■ **Teks Sumber**:
/---
Laporan Wartawan Tribunnews.com, Ilham Rian Pratama
TRIBUNNEWS.COM, JAKARTA - Indonesia Corruption Watch (ICW) menyebut pemecatan AKBP Raden Brotoseno harus dijadikan pelajaran bagi seluruh jajaran anggota kepolisian, terutama Kapolri Jenderal Listyo Sigit Prabowo, agar tak ada lagi menolerir praktik korupsi di tubuh Polri.
Namun bagi ICW pemecatan Brotoseno bukan merupakan babak akhir pemberantasan korupsi di lembaga kepolisian.
"Mestinya Kapolri dapat menjadikan peristiwa itu sebagai momentum untuk lebih giat dan serius memberantas korupsi di internal Polri," kata Peneliti ICW Kurnia Ramadhana dalam keterangannya, Jumat (15/7/2022).
Baca juga: Sekelumit Perjalanan Kasus AKBP Raden Brotoseno Hingga Dipecat dari Polri
Untuk memitigasi peristiwa Brotoseno berulang, ICW merekomendasikan Kapolri agar segera berkoordinasi dan mendorong pemerintah merevisi ketentuan Pemberhentian Tidak Dengan Hormat (PTDH) anggota Polri yang diatur dalam Pasal 12 ayat (1) Peraturan Pemerintah Nomor 1 Tahun 2003 (PP 1/2003) tentang Pemberhentian Anggota Polri.
"Sebab, regulasi itu seolah menyamaratakan korupsi dengan pidana umum lain dan juga menafikannya sebagai suatu kejahatan luar biasa," jelas Kurnia.
\---
■ **Cuplikan Baris**:
/---
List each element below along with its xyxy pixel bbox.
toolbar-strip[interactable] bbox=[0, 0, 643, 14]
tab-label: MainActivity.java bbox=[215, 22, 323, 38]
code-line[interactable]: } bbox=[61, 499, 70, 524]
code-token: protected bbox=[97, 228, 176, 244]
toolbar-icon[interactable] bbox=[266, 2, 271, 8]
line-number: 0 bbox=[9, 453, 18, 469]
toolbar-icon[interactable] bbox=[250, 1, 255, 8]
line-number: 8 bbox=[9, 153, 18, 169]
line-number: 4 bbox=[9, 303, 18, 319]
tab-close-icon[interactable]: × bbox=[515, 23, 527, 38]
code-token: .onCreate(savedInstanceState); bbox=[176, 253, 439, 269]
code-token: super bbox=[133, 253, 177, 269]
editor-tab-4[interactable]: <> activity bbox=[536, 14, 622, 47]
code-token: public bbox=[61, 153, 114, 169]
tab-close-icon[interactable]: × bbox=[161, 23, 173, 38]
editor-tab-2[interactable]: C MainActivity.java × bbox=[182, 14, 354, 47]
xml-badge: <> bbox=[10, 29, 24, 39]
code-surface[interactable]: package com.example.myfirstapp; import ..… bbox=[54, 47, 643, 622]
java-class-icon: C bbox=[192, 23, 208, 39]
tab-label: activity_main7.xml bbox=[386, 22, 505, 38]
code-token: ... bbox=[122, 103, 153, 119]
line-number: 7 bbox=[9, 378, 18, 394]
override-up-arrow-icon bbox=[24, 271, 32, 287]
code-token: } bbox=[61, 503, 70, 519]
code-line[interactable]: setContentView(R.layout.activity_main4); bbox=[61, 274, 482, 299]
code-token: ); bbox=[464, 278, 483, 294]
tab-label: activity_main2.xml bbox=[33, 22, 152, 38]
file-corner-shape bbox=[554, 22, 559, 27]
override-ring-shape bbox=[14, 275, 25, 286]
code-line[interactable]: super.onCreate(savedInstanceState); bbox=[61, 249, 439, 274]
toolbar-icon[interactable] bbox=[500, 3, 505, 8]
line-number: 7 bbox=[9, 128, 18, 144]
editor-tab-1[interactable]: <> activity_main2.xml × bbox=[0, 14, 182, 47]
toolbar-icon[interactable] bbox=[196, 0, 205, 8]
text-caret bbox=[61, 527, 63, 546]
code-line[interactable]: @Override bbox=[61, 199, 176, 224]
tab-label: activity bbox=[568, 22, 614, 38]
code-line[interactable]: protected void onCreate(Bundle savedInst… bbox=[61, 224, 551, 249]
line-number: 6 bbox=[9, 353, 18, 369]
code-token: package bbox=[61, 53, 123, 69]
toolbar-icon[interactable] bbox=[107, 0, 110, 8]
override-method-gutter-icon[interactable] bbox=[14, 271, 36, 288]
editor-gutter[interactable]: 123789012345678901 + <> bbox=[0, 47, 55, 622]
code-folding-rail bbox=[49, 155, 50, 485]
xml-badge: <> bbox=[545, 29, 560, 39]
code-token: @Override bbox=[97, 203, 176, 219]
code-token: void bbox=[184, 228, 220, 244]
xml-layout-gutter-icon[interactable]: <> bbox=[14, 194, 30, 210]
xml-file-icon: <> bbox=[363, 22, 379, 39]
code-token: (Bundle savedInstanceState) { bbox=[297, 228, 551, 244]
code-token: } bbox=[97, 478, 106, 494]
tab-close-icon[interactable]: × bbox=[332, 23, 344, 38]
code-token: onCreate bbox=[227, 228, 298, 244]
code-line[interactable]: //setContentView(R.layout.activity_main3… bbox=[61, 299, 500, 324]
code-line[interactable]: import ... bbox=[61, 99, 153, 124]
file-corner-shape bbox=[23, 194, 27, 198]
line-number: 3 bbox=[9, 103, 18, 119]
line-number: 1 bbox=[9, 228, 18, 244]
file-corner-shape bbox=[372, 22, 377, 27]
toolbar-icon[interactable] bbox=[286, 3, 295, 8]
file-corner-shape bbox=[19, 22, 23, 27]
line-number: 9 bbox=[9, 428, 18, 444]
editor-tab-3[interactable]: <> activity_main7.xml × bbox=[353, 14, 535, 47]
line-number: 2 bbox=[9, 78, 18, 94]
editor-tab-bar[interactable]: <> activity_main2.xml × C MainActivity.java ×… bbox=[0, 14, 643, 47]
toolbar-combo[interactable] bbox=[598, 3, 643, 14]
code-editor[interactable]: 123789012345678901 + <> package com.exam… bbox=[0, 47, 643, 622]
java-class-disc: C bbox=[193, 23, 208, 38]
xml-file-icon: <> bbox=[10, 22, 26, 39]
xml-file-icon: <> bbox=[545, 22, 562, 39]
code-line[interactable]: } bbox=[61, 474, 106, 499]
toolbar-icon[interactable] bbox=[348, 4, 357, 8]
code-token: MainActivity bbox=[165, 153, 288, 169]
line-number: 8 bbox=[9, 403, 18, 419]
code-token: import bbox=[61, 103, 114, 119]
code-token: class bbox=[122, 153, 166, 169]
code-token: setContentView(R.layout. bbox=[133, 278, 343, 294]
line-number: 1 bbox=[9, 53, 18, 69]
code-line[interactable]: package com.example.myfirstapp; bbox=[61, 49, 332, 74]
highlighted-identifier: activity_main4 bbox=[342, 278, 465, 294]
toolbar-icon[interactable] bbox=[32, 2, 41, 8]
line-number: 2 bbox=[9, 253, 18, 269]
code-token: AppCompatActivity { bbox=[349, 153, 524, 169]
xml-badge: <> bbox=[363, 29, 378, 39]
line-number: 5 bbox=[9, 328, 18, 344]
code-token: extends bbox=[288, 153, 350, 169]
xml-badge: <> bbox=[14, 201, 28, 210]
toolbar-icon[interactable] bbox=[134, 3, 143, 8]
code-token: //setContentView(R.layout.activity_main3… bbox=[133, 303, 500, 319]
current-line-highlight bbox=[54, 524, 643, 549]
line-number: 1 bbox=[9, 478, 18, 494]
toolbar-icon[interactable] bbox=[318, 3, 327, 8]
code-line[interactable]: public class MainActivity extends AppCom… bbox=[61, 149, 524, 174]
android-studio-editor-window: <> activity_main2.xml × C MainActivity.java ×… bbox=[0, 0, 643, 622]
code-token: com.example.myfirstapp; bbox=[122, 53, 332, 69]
\---
■ **Tujuan Tugas 1**: Ringkas artikel tentang pemecatan Brotoseno dalam dua kalimat.
■ **Tujuan Tugas 2**: Salin bagian artikel tanpa mengubah apa pun, mulai dari kata-kata yang memuat "Laporan Wartawan Tribunnews.com, Ilham" dan berhenti setelah "keterangannya, Jumat (15/7/2022).".
Kerjakan hanya berdasarkan artikel.

■ **Jawaban Latihan 1**: ICW menyebut pemecatan AKBP Raden Brotoseno harus menjadi pelajaran bagi seluruh anggota Polri, terutama Kapolri Jenderal Listyo Sigit Prabowo, agar tidak lagi menoleransi korupsi, meski pemecatan itu bukan akhir pemberantasan korupsi di kepolisian. Supaya kejadian serupa tidak terulang, ICW merekomendasikan Kapolri mendorong pemerintah merevisi ketentuan PTDH dalam Pasal 12 ayat (1) PP 1/2003, yang dinilai menyamaratakan korupsi dengan pidana umum lain.

■ **Jawaban Latihan 2**:
Laporan Wartawan Tribunnews.com, Ilham Rian Pratama
TRIBUNNEWS.COM, JAKARTA - Indonesia Corruption Watch (ICW) menyebut pemecatan AKBP Raden Brotoseno harus dijadikan pelajaran bagi seluruh jajaran anggota kepolisian, terutama Kapolri Jenderal Listyo Sigit Prabowo, agar tak ada lagi menolerir praktik korupsi di tubuh Polri.
Namun bagi ICW pemecatan Brotoseno bukan merupakan babak akhir pemberantasan korupsi di lembaga kepolisian.
"Mestinya Kapolri dapat menjadikan peristiwa itu sebagai momentum untuk lebih giat dan serius memberantas korupsi di internal Polri," kata Peneliti ICW Kurnia Ramadhana dalam keterangannya, Jumat (15/7/2022).